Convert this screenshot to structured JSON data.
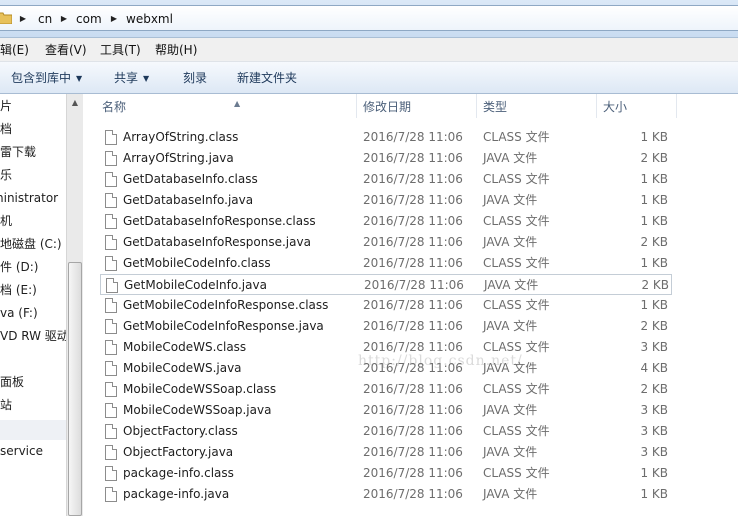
{
  "address": {
    "crumbs": [
      "cn",
      "com",
      "webxml"
    ]
  },
  "menu": [
    "编辑(E)",
    "查看(V)",
    "工具(T)",
    "帮助(H)"
  ],
  "commands": {
    "include_library": "包含到库中",
    "share": "共享",
    "burn": "刻录",
    "new_folder": "新建文件夹"
  },
  "nav": {
    "items": [
      "片",
      "档",
      "雷下载",
      "乐",
      "ninistrator",
      "机",
      "地磁盘 (C:)",
      "件 (D:)",
      "档 (E:)",
      "va (F:)",
      "VD RW 驱动",
      "面板",
      "站",
      "service"
    ]
  },
  "columns": {
    "name": "名称",
    "date": "修改日期",
    "type": "类型",
    "size": "大小"
  },
  "files": [
    {
      "name": "ArrayOfString.class",
      "date": "2016/7/28 11:06",
      "type": "CLASS 文件",
      "size": "1 KB"
    },
    {
      "name": "ArrayOfString.java",
      "date": "2016/7/28 11:06",
      "type": "JAVA 文件",
      "size": "2 KB"
    },
    {
      "name": "GetDatabaseInfo.class",
      "date": "2016/7/28 11:06",
      "type": "CLASS 文件",
      "size": "1 KB"
    },
    {
      "name": "GetDatabaseInfo.java",
      "date": "2016/7/28 11:06",
      "type": "JAVA 文件",
      "size": "1 KB"
    },
    {
      "name": "GetDatabaseInfoResponse.class",
      "date": "2016/7/28 11:06",
      "type": "CLASS 文件",
      "size": "1 KB"
    },
    {
      "name": "GetDatabaseInfoResponse.java",
      "date": "2016/7/28 11:06",
      "type": "JAVA 文件",
      "size": "2 KB"
    },
    {
      "name": "GetMobileCodeInfo.class",
      "date": "2016/7/28 11:06",
      "type": "CLASS 文件",
      "size": "1 KB"
    },
    {
      "name": "GetMobileCodeInfo.java",
      "date": "2016/7/28 11:06",
      "type": "JAVA 文件",
      "size": "2 KB"
    },
    {
      "name": "GetMobileCodeInfoResponse.class",
      "date": "2016/7/28 11:06",
      "type": "CLASS 文件",
      "size": "1 KB"
    },
    {
      "name": "GetMobileCodeInfoResponse.java",
      "date": "2016/7/28 11:06",
      "type": "JAVA 文件",
      "size": "2 KB"
    },
    {
      "name": "MobileCodeWS.class",
      "date": "2016/7/28 11:06",
      "type": "CLASS 文件",
      "size": "3 KB"
    },
    {
      "name": "MobileCodeWS.java",
      "date": "2016/7/28 11:06",
      "type": "JAVA 文件",
      "size": "4 KB"
    },
    {
      "name": "MobileCodeWSSoap.class",
      "date": "2016/7/28 11:06",
      "type": "CLASS 文件",
      "size": "2 KB"
    },
    {
      "name": "MobileCodeWSSoap.java",
      "date": "2016/7/28 11:06",
      "type": "JAVA 文件",
      "size": "3 KB"
    },
    {
      "name": "ObjectFactory.class",
      "date": "2016/7/28 11:06",
      "type": "CLASS 文件",
      "size": "3 KB"
    },
    {
      "name": "ObjectFactory.java",
      "date": "2016/7/28 11:06",
      "type": "JAVA 文件",
      "size": "3 KB"
    },
    {
      "name": "package-info.class",
      "date": "2016/7/28 11:06",
      "type": "CLASS 文件",
      "size": "1 KB"
    },
    {
      "name": "package-info.java",
      "date": "2016/7/28 11:06",
      "type": "JAVA 文件",
      "size": "1 KB"
    }
  ],
  "selected_file": "GetMobileCodeInfo.java",
  "watermark": "http://blog.csdn.net/",
  "icons": {
    "folder": "folder-icon",
    "file": "file-icon",
    "dropdown": "chevron-down-icon",
    "breadcrumb_separator": "chevron-right-icon",
    "sort": "sort-up-icon",
    "scroll_up": "scroll-up-icon"
  },
  "colors": {
    "selection_border": "#c4cdd6",
    "header_text": "#4c607a",
    "command_text": "#1e395b"
  }
}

===============

| Required work |
Print all of the entries word for word. Skip any images they contain.

| Result for this task |
Convert this screenshot to structured JSON data.
{
  "address": {
    "crumbs": [
      "cn",
      "com",
      "webxml"
    ]
  },
  "menu": [
    "编辑(E)",
    "查看(V)",
    "工具(T)",
    "帮助(H)"
  ],
  "commands": {
    "include_library": "包含到库中",
    "share": "共享",
    "burn": "刻录",
    "new_folder": "新建文件夹"
  },
  "nav": {
    "items": [
      "片",
      "档",
      "雷下载",
      "乐",
      "ninistrator",
      "机",
      "地磁盘 (C:)",
      "件 (D:)",
      "档 (E:)",
      "va (F:)",
      "VD RW 驱动",
      "面板",
      "站",
      "service"
    ]
  },
  "columns": {
    "name": "名称",
    "date": "修改日期",
    "type": "类型",
    "size": "大小"
  },
  "files": [
    {
      "name": "ArrayOfString.class",
      "date": "2016/7/28 11:06",
      "type": "CLASS 文件",
      "size": "1 KB"
    },
    {
      "name": "ArrayOfString.java",
      "date": "2016/7/28 11:06",
      "type": "JAVA 文件",
      "size": "2 KB"
    },
    {
      "name": "GetDatabaseInfo.class",
      "date": "2016/7/28 11:06",
      "type": "CLASS 文件",
      "size": "1 KB"
    },
    {
      "name": "GetDatabaseInfo.java",
      "date": "2016/7/28 11:06",
      "type": "JAVA 文件",
      "size": "1 KB"
    },
    {
      "name": "GetDatabaseInfoResponse.class",
      "date": "2016/7/28 11:06",
      "type": "CLASS 文件",
      "size": "1 KB"
    },
    {
      "name": "GetDatabaseInfoResponse.java",
      "date": "2016/7/28 11:06",
      "type": "JAVA 文件",
      "size": "2 KB"
    },
    {
      "name": "GetMobileCodeInfo.class",
      "date": "2016/7/28 11:06",
      "type": "CLASS 文件",
      "size": "1 KB"
    },
    {
      "name": "GetMobileCodeInfo.java",
      "date": "2016/7/28 11:06",
      "type": "JAVA 文件",
      "size": "2 KB"
    },
    {
      "name": "GetMobileCodeInfoResponse.class",
      "date": "2016/7/28 11:06",
      "type": "CLASS 文件",
      "size": "1 KB"
    },
    {
      "name": "GetMobileCodeInfoResponse.java",
      "date": "2016/7/28 11:06",
      "type": "JAVA 文件",
      "size": "2 KB"
    },
    {
      "name": "MobileCodeWS.class",
      "date": "2016/7/28 11:06",
      "type": "CLASS 文件",
      "size": "3 KB"
    },
    {
      "name": "MobileCodeWS.java",
      "date": "2016/7/28 11:06",
      "type": "JAVA 文件",
      "size": "4 KB"
    },
    {
      "name": "MobileCodeWSSoap.class",
      "date": "2016/7/28 11:06",
      "type": "CLASS 文件",
      "size": "2 KB"
    },
    {
      "name": "MobileCodeWSSoap.java",
      "date": "2016/7/28 11:06",
      "type": "JAVA 文件",
      "size": "3 KB"
    },
    {
      "name": "ObjectFactory.class",
      "date": "2016/7/28 11:06",
      "type": "CLASS 文件",
      "size": "3 KB"
    },
    {
      "name": "ObjectFactory.java",
      "date": "2016/7/28 11:06",
      "type": "JAVA 文件",
      "size": "3 KB"
    },
    {
      "name": "package-info.class",
      "date": "2016/7/28 11:06",
      "type": "CLASS 文件",
      "size": "1 KB"
    },
    {
      "name": "package-info.java",
      "date": "2016/7/28 11:06",
      "type": "JAVA 文件",
      "size": "1 KB"
    }
  ],
  "selected_file": "GetMobileCodeInfo.java",
  "watermark": "http://blog.csdn.net/",
  "icons": {
    "folder": "folder-icon",
    "file": "file-icon",
    "dropdown": "chevron-down-icon",
    "breadcrumb_separator": "chevron-right-icon",
    "sort": "sort-up-icon",
    "scroll_up": "scroll-up-icon"
  },
  "colors": {
    "selection_border": "#c4cdd6",
    "header_text": "#4c607a",
    "command_text": "#1e395b"
  }
}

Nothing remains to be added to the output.